:: EXERCISE BRIEF ::
Please give the data below again in full, exactly as it stands.

===== EXERCISE INPUT =====

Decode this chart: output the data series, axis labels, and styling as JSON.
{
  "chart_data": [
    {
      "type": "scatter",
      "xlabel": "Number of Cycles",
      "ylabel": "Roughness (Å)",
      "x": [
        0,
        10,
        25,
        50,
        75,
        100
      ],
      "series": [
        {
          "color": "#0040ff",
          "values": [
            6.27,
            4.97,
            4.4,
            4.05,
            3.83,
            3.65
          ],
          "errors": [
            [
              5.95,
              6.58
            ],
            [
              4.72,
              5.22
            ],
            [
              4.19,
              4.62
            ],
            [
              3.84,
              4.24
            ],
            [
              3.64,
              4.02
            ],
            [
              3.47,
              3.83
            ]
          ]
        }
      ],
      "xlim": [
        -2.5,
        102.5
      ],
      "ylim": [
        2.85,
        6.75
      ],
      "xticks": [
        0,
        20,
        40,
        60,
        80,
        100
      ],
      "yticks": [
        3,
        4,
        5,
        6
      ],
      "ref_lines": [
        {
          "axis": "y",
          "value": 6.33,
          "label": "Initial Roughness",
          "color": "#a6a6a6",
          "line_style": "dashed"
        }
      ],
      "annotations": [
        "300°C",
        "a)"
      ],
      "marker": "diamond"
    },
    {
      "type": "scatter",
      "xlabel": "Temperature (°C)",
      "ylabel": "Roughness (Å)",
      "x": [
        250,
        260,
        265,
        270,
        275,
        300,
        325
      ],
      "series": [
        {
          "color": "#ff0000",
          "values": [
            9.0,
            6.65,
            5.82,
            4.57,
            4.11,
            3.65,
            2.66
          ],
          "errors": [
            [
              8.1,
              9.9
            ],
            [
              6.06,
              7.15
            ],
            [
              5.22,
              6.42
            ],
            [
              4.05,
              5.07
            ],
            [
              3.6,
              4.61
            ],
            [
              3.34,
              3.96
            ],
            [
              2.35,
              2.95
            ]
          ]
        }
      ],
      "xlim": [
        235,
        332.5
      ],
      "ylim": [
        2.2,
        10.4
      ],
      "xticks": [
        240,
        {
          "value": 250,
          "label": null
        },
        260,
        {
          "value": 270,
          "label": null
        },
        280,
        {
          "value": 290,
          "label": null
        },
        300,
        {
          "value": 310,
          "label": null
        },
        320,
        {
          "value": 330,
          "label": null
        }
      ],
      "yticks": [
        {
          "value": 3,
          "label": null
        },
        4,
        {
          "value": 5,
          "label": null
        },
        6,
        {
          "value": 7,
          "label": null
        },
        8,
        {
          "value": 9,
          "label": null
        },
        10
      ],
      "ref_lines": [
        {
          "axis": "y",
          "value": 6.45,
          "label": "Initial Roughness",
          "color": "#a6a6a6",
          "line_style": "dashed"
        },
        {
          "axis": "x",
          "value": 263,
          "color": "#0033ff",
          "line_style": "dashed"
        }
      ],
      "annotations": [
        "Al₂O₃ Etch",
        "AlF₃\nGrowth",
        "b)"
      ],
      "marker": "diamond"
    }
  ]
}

=====

:: REPLY TO THE EXERCISE ::
Decode this chart: output the data series, axis labels, and styling as JSON.
{
  "chart_data": [
    {
      "type": "scatter",
      "xlabel": "Number of Cycles",
      "ylabel": "Roughness (Å)",
      "x": [
        0,
        10,
        25,
        50,
        75,
        100
      ],
      "series": [
        {
          "color": "#0040ff",
          "values": [
            6.27,
            4.97,
            4.4,
            4.05,
            3.83,
            3.65
          ],
          "errors": [
            [
              5.95,
              6.58
            ],
            [
              4.72,
              5.22
            ],
            [
              4.19,
              4.62
            ],
            [
              3.84,
              4.24
            ],
            [
              3.64,
              4.02
            ],
            [
              3.47,
              3.83
            ]
          ]
        }
      ],
      "xlim": [
        -2.5,
        102.5
      ],
      "ylim": [
        2.85,
        6.75
      ],
      "xticks": [
        0,
        20,
        40,
        60,
        80,
        100
      ],
      "yticks": [
        3,
        4,
        5,
        6
      ],
      "ref_lines": [
        {
          "axis": "y",
          "value": 6.33,
          "label": "Initial Roughness",
          "color": "#a6a6a6",
          "line_style": "dashed"
        }
      ],
      "annotations": [
        "300°C",
        "a)"
      ],
      "marker": "diamond"
    },
    {
      "type": "scatter",
      "xlabel": "Temperature (°C)",
      "ylabel": "Roughness (Å)",
      "x": [
        250,
        260,
        265,
        270,
        275,
        300,
        325
      ],
      "series": [
        {
          "color": "#ff0000",
          "values": [
            9.0,
            6.65,
            5.82,
            4.57,
            4.11,
            3.65,
            2.66
          ],
          "errors": [
            [
              8.1,
              9.9
            ],
            [
              6.06,
              7.15
            ],
            [
              5.22,
              6.42
            ],
            [
              4.05,
              5.07
            ],
            [
              3.6,
              4.61
            ],
            [
              3.34,
              3.96
            ],
            [
              2.35,
              2.95
            ]
          ]
        }
      ],
      "xlim": [
        235,
        332.5
      ],
      "ylim": [
        2.2,
        10.4
      ],
      "xticks": [
        240,
        {
          "value": 250,
          "label": null
        },
        260,
        {
          "value": 270,
          "label": null
        },
        280,
        {
          "value": 290,
          "label": null
        },
        300,
        {
          "value": 310,
          "label": null
        },
        320,
        {
          "value": 330,
          "label": null
        }
      ],
      "yticks": [
        {
          "value": 3,
          "label": null
        },
        4,
        {
          "value": 5,
          "label": null
        },
        6,
        {
          "value": 7,
          "label": null
        },
        8,
        {
          "value": 9,
          "label": null
        },
        10
      ],
      "ref_lines": [
        {
          "axis": "y",
          "value": 6.45,
          "label": "Initial Roughness",
          "color": "#a6a6a6",
          "line_style": "dashed"
        },
        {
          "axis": "x",
          "value": 263,
          "color": "#0033ff",
          "line_style": "dashed"
        }
      ],
      "annotations": [
        "Al₂O₃ Etch",
        "AlF₃\nGrowth",
        "b)"
      ],
      "marker": "diamond"
    }
  ]
}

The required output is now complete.